Print all of the data exactly.

==== EXERCISE MATERIALS

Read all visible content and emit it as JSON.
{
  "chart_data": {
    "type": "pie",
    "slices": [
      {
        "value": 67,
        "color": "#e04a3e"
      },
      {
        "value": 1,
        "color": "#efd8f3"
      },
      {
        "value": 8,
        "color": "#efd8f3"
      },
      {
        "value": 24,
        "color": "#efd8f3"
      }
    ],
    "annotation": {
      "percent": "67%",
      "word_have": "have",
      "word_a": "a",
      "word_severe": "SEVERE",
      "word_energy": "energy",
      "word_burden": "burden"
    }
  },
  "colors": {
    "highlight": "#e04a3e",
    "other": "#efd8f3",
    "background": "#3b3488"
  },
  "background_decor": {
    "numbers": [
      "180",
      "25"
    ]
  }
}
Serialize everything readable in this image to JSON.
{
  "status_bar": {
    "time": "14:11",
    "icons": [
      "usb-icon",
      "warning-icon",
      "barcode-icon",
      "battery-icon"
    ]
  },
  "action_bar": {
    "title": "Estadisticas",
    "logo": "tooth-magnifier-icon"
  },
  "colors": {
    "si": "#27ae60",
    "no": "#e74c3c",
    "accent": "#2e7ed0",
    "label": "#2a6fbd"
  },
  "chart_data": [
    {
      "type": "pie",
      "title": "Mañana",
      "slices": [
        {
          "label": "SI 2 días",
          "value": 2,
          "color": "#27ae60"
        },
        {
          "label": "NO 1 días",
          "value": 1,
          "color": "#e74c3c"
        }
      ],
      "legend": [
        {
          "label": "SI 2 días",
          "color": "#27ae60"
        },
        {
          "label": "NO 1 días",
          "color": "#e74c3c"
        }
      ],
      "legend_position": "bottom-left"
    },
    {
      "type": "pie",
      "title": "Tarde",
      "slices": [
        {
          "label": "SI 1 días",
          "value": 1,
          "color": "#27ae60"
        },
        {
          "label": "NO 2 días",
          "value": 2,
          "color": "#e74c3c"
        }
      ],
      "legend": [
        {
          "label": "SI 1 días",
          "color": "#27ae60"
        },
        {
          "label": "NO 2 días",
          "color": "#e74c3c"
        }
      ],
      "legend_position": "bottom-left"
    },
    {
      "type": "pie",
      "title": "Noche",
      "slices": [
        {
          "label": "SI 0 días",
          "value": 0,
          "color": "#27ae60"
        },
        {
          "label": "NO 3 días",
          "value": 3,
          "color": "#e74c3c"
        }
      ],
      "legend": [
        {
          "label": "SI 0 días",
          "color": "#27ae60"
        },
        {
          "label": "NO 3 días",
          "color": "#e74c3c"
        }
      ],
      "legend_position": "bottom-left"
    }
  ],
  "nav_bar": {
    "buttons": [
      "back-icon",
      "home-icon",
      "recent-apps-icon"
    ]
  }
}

========

**PROBLEM SOLUTION:**
Read all visible content and emit it as JSON.
{
  "chart_data": {
    "type": "pie",
    "slices": [
      {
        "value": 67,
        "color": "#e04a3e"
      },
      {
        "value": 1,
        "color": "#efd8f3"
      },
      {
        "value": 8,
        "color": "#efd8f3"
      },
      {
        "value": 24,
        "color": "#efd8f3"
      }
    ],
    "annotation": {
      "percent": "67%",
      "word_have": "have",
      "word_a": "a",
      "word_severe": "SEVERE",
      "word_energy": "energy",
      "word_burden": "burden"
    }
  },
  "colors": {
    "highlight": "#e04a3e",
    "other": "#efd8f3",
    "background": "#3b3488"
  },
  "background_decor": {
    "numbers": [
      "180",
      "25"
    ]
  }
}
Serialize everything readable in this image to JSON.
{
  "status_bar": {
    "time": "14:11",
    "icons": [
      "usb-icon",
      "warning-icon",
      "barcode-icon",
      "battery-icon"
    ]
  },
  "action_bar": {
    "title": "Estadisticas",
    "logo": "tooth-magnifier-icon"
  },
  "colors": {
    "si": "#27ae60",
    "no": "#e74c3c",
    "accent": "#2e7ed0",
    "label": "#2a6fbd"
  },
  "chart_data": [
    {
      "type": "pie",
      "title": "Mañana",
      "slices": [
        {
          "label": "SI 2 días",
          "value": 2,
          "color": "#27ae60"
        },
        {
          "label": "NO 1 días",
          "value": 1,
          "color": "#e74c3c"
        }
      ],
      "legend": [
        {
          "label": "SI 2 días",
          "color": "#27ae60"
        },
        {
          "label": "NO 1 días",
          "color": "#e74c3c"
        }
      ],
      "legend_position": "bottom-left"
    },
    {
      "type": "pie",
      "title": "Tarde",
      "slices": [
        {
          "label": "SI 1 días",
          "value": 1,
          "color": "#27ae60"
        },
        {
          "label": "NO 2 días",
          "value": 2,
          "color": "#e74c3c"
        }
      ],
      "legend": [
        {
          "label": "SI 1 días",
          "color": "#27ae60"
        },
        {
          "label": "NO 2 días",
          "color": "#e74c3c"
        }
      ],
      "legend_position": "bottom-left"
    },
    {
      "type": "pie",
      "title": "Noche",
      "slices": [
        {
          "label": "SI 0 días",
          "value": 0,
          "color": "#27ae60"
        },
        {
          "label": "NO 3 días",
          "value": 3,
          "color": "#e74c3c"
        }
      ],
      "legend": [
        {
          "label": "SI 0 días",
          "color": "#27ae60"
        },
        {
          "label": "NO 3 días",
          "color": "#e74c3c"
        }
      ],
      "legend_position": "bottom-left"
    }
  ],
  "nav_bar": {
    "buttons": [
      "back-icon",
      "home-icon",
      "recent-apps-icon"
    ]
  }
}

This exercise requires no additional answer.